- **Recorded data**
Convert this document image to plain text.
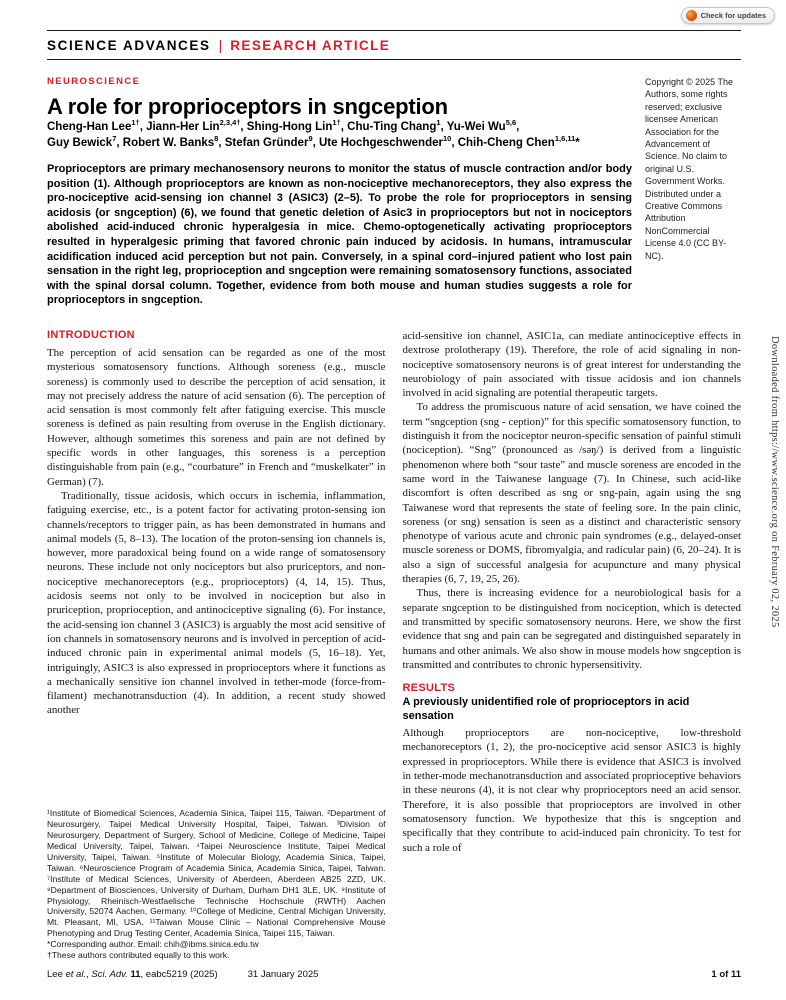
Check for updates
SCIENCE ADVANCES | RESEARCH ARTICLE
NEUROSCIENCE
A role for proprioceptors in sngception
Cheng-Han Lee$^{1\dagger}$, Jiann-Her Lin$^{2,3,4\dagger}$, Shing-Hong Lin$^{1\dagger}$, Chu-Ting Chang$^1$, Yu-Wei Wu$^{5,6}$,
Guy Bewick$^7$, Robert W. Banks$^8$, Stefan Gründer$^9$, Ute Hochgeschwender$^{10}$, Chih-Cheng Chen$^{1,6,11}$*

Proprioceptors are primary mechanosensory neurons to monitor the status of muscle contraction and/or body position (1). Although proprioceptors are known as non-nociceptive mechanoreceptors, they also express the pro-nociceptive acid-sensing ion channel 3 (ASIC3) (2–5). To probe the role for proprioceptors in sensing acidosis (or sngception) (6), we found that genetic deletion of Asic3 in proprioceptors but not in nociceptors abolished acid-induced chronic hyperalgesia in mice. Chemo-optogenetically activating proprioceptors resulted in hyperalgesic priming that favored chronic pain induced by acidosis. In humans, intramuscular acidification induced acid perception but not pain. Conversely, in a spinal cord–injured patient who lost pain sensation in the right leg, proprioception and sngception were remaining somatosensory functions, associated with the spinal dorsal column. Together, evidence from both mouse and human studies suggests a role for proprioceptors in sngception.

Copyright © 2025 The Authors, some rights reserved; exclusive licensee American Association for the Advancement of Science. No claim to original U.S. Government Works. Distributed under a Creative Commons Attribution NonCommercial License 4.0 (CC BY-NC).
INTRODUCTION

The perception of acid sensation can be regarded as one of the most mysterious somatosensory functions. Although soreness (e.g., muscle soreness) is commonly used to describe the perception of acid sensation, it may not precisely address the nature of acid sensation (6). The perception of acid sensation is most commonly felt after fatiguing exercise. This muscle soreness is defined as pain resulting from overuse in the English dictionary. However, although sometimes this soreness and pain are not defined by specific words in other languages, this soreness is a perception distinguishable from pain (e.g., “courbature” in French and “muskelkater” in German) (7).

Traditionally, tissue acidosis, which occurs in ischemia, inflammation, fatiguing exercise, etc., is a potent factor for activating proton-sensing ion channels/receptors to trigger pain, as has been demonstrated in humans and animal models (5, 8–13). The location of the proton-sensing ion channels is, however, more paradoxical being found on a wide range of somatosensory neurons. These include not only nociceptors but also pruriceptors, and non-nociceptive mechanoreceptors (e.g., proprioceptors) (4, 14, 15). Thus, acidosis seems not only to be involved in nociception but also in pruriception, proprioception, and antinociceptive signaling (6). For instance, the acid-sensing ion channel 3 (ASIC3) is arguably the most acid sensitive of ion channels in somatosensory neurons and is involved in perception of acid-induced chronic pain in experimental animal models (5, 16–18). Yet, intriguingly, ASIC3 is also expressed in proprioceptors where it functions as a mechanically sensitive ion channel involved in tether-mode (force-from-filament) mechanotransduction (4). In addition, a recent study showed another

¹Institute of Biomedical Sciences, Academia Sinica, Taipei 115, Taiwan. ²Department of Neurosurgery, Taipei Medical University Hospital, Taipei, Taiwan. ³Division of Neurosurgery, Department of Surgery, School of Medicine, College of Medicine, Taipei Medical University, Taipei, Taiwan. ⁴Taipei Neuroscience Institute, Taipei Medical University, Taipei, Taiwan. ⁵Institute of Molecular Biology, Academia Sinica, Taipei, Taiwan. ⁶Neuroscience Program of Academia Sinica, Academia Sinica, Taipei, Taiwan. ⁷Institute of Medical Sciences, University of Aberdeen, Aberdeen AB25 2ZD, UK. ⁸Department of Biosciences, University of Durham, Durham DH1 3LE, UK. ⁹Institute of Physiology, Rheinisch-Westfaelische Technische Hochschule (RWTH) Aachen University, 52074 Aachen, Germany. ¹⁰College of Medicine, Central Michigan University, Mt. Pleasant, MI, USA. ¹¹Taiwan Mouse Clinic – National Comprehensive Mouse Phenotyping and Drug Testing Center, Academia Sinica, Taipei 115, Taiwan.

*Corresponding author. Email: chih@ibms.sinica.edu.tw

†These authors contributed equally to this work.

acid-sensitive ion channel, ASIC1a, can mediate antinociceptive effects in dextrose prolotherapy (19). Therefore, the role of acid signaling in non-nociceptive somatosensory neurons is of great interest for understanding the neurobiology of pain associated with tissue acidosis and ion channels involved in acid signaling are potential therapeutic targets.

To address the promiscuous nature of acid sensation, we have coined the term “sngception (sng - ception)” for this specific somatosensory function, to distinguish it from the nociceptor neuron-specific sensation of painful stimuli (nociception). “Sng” (pronounced as /səŋ/) is derived from a linguistic phenomenon where both “sour taste” and muscle soreness are encoded in the same word in the Taiwanese language (7). In Chinese, such acid-like discomfort is often described as sng or sng-pain, again using the sng Taiwanese word that represents the state of feeling sore. In the pain clinic, soreness (or sng) sensation is seen as a distinct and characteristic sensory phenotype of various acute and chronic pain syndromes (e.g., delayed-onset muscle soreness or DOMS, fibromyalgia, and radicular pain) (6, 20–24). It is also a sign of successful analgesia for acupuncture and many physical therapies (6, 7, 19, 25, 26).

Thus, there is increasing evidence for a neurobiological basis for a separate sngception to be distinguished from nociception, which is detected and transmitted by specific somatosensory neurons. Here, we show the first evidence that sng and pain can be segregated and distinguished separately in humans and other animals. We also show in mouse models how sngception is transmitted and contributes to chronic hypersensitivity.

RESULTS
A previously unidentified role of proprioceptors in acid sensation

Although proprioceptors are non-nociceptive, low-threshold mechanoreceptors (1, 2), the pro-nociceptive acid sensor ASIC3 is highly expressed in proprioceptors. While there is evidence that ASIC3 is involved in tether-mode mechanotransduction and associated proprioceptive behaviors in these neurons (4), it is not clear why proprioceptors need an acid sensor. Therefore, it is also possible that proprioceptors are involved in other somatosensory function. We hypothesize that this is sngception and specifically that they contribute to acid-induced pain chronicity. To test for such a role of

Downloaded from https://www.science.org on February 02, 2025
Lee et al., Sci. Adv. 11, eabc5219 (2025)	31 January 2025	1 of 11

- **SET EXERCISE**
Write out all the entries exactly, except for the pictures.

- **WORKED SOLUTION**
Convert this document image to plain text.
Check for updates
SCIENCE ADVANCES | RESEARCH ARTICLE
NEUROSCIENCE
A role for proprioceptors in sngception
Cheng-Han Lee$^{1\dagger}$, Jiann-Her Lin$^{2,3,4\dagger}$, Shing-Hong Lin$^{1\dagger}$, Chu-Ting Chang$^1$, Yu-Wei Wu$^{5,6}$,
Guy Bewick$^7$, Robert W. Banks$^8$, Stefan Gründer$^9$, Ute Hochgeschwender$^{10}$, Chih-Cheng Chen$^{1,6,11}$*

Proprioceptors are primary mechanosensory neurons to monitor the status of muscle contraction and/or body position (1). Although proprioceptors are known as non-nociceptive mechanoreceptors, they also express the pro-nociceptive acid-sensing ion channel 3 (ASIC3) (2–5). To probe the role for proprioceptors in sensing acidosis (or sngception) (6), we found that genetic deletion of Asic3 in proprioceptors but not in nociceptors abolished acid-induced chronic hyperalgesia in mice. Chemo-optogenetically activating proprioceptors resulted in hyperalgesic priming that favored chronic pain induced by acidosis. In humans, intramuscular acidification induced acid perception but not pain. Conversely, in a spinal cord–injured patient who lost pain sensation in the right leg, proprioception and sngception were remaining somatosensory functions, associated with the spinal dorsal column. Together, evidence from both mouse and human studies suggests a role for proprioceptors in sngception.

Copyright © 2025 The Authors, some rights reserved; exclusive licensee American Association for the Advancement of Science. No claim to original U.S. Government Works. Distributed under a Creative Commons Attribution NonCommercial License 4.0 (CC BY-NC).
INTRODUCTION

The perception of acid sensation can be regarded as one of the most mysterious somatosensory functions. Although soreness (e.g., muscle soreness) is commonly used to describe the perception of acid sensation, it may not precisely address the nature of acid sensation (6). The perception of acid sensation is most commonly felt after fatiguing exercise. This muscle soreness is defined as pain resulting from overuse in the English dictionary. However, although sometimes this soreness and pain are not defined by specific words in other languages, this soreness is a perception distinguishable from pain (e.g., “courbature” in French and “muskelkater” in German) (7).

Traditionally, tissue acidosis, which occurs in ischemia, inflammation, fatiguing exercise, etc., is a potent factor for activating proton-sensing ion channels/receptors to trigger pain, as has been demonstrated in humans and animal models (5, 8–13). The location of the proton-sensing ion channels is, however, more paradoxical being found on a wide range of somatosensory neurons. These include not only nociceptors but also pruriceptors, and non-nociceptive mechanoreceptors (e.g., proprioceptors) (4, 14, 15). Thus, acidosis seems not only to be involved in nociception but also in pruriception, proprioception, and antinociceptive signaling (6). For instance, the acid-sensing ion channel 3 (ASIC3) is arguably the most acid sensitive of ion channels in somatosensory neurons and is involved in perception of acid-induced chronic pain in experimental animal models (5, 16–18). Yet, intriguingly, ASIC3 is also expressed in proprioceptors where it functions as a mechanically sensitive ion channel involved in tether-mode (force-from-filament) mechanotransduction (4). In addition, a recent study showed another

¹Institute of Biomedical Sciences, Academia Sinica, Taipei 115, Taiwan. ²Department of Neurosurgery, Taipei Medical University Hospital, Taipei, Taiwan. ³Division of Neurosurgery, Department of Surgery, School of Medicine, College of Medicine, Taipei Medical University, Taipei, Taiwan. ⁴Taipei Neuroscience Institute, Taipei Medical University, Taipei, Taiwan. ⁵Institute of Molecular Biology, Academia Sinica, Taipei, Taiwan. ⁶Neuroscience Program of Academia Sinica, Academia Sinica, Taipei, Taiwan. ⁷Institute of Medical Sciences, University of Aberdeen, Aberdeen AB25 2ZD, UK. ⁸Department of Biosciences, University of Durham, Durham DH1 3LE, UK. ⁹Institute of Physiology, Rheinisch-Westfaelische Technische Hochschule (RWTH) Aachen University, 52074 Aachen, Germany. ¹⁰College of Medicine, Central Michigan University, Mt. Pleasant, MI, USA. ¹¹Taiwan Mouse Clinic – National Comprehensive Mouse Phenotyping and Drug Testing Center, Academia Sinica, Taipei 115, Taiwan.

*Corresponding author. Email: chih@ibms.sinica.edu.tw

†These authors contributed equally to this work.

acid-sensitive ion channel, ASIC1a, can mediate antinociceptive effects in dextrose prolotherapy (19). Therefore, the role of acid signaling in non-nociceptive somatosensory neurons is of great interest for understanding the neurobiology of pain associated with tissue acidosis and ion channels involved in acid signaling are potential therapeutic targets.

To address the promiscuous nature of acid sensation, we have coined the term “sngception (sng - ception)” for this specific somatosensory function, to distinguish it from the nociceptor neuron-specific sensation of painful stimuli (nociception). “Sng” (pronounced as /səŋ/) is derived from a linguistic phenomenon where both “sour taste” and muscle soreness are encoded in the same word in the Taiwanese language (7). In Chinese, such acid-like discomfort is often described as sng or sng-pain, again using the sng Taiwanese word that represents the state of feeling sore. In the pain clinic, soreness (or sng) sensation is seen as a distinct and characteristic sensory phenotype of various acute and chronic pain syndromes (e.g., delayed-onset muscle soreness or DOMS, fibromyalgia, and radicular pain) (6, 20–24). It is also a sign of successful analgesia for acupuncture and many physical therapies (6, 7, 19, 25, 26).

Thus, there is increasing evidence for a neurobiological basis for a separate sngception to be distinguished from nociception, which is detected and transmitted by specific somatosensory neurons. Here, we show the first evidence that sng and pain can be segregated and distinguished separately in humans and other animals. We also show in mouse models how sngception is transmitted and contributes to chronic hypersensitivity.

RESULTS
A previously unidentified role of proprioceptors in acid sensation

Although proprioceptors are non-nociceptive, low-threshold mechanoreceptors (1, 2), the pro-nociceptive acid sensor ASIC3 is highly expressed in proprioceptors. While there is evidence that ASIC3 is involved in tether-mode mechanotransduction and associated proprioceptive behaviors in these neurons (4), it is not clear why proprioceptors need an acid sensor. Therefore, it is also possible that proprioceptors are involved in other somatosensory function. We hypothesize that this is sngception and specifically that they contribute to acid-induced pain chronicity. To test for such a role of

Downloaded from https://www.science.org on February 02, 2025
Lee et al., Sci. Adv. 11, eabc5219 (2025)	31 January 2025	1 of 11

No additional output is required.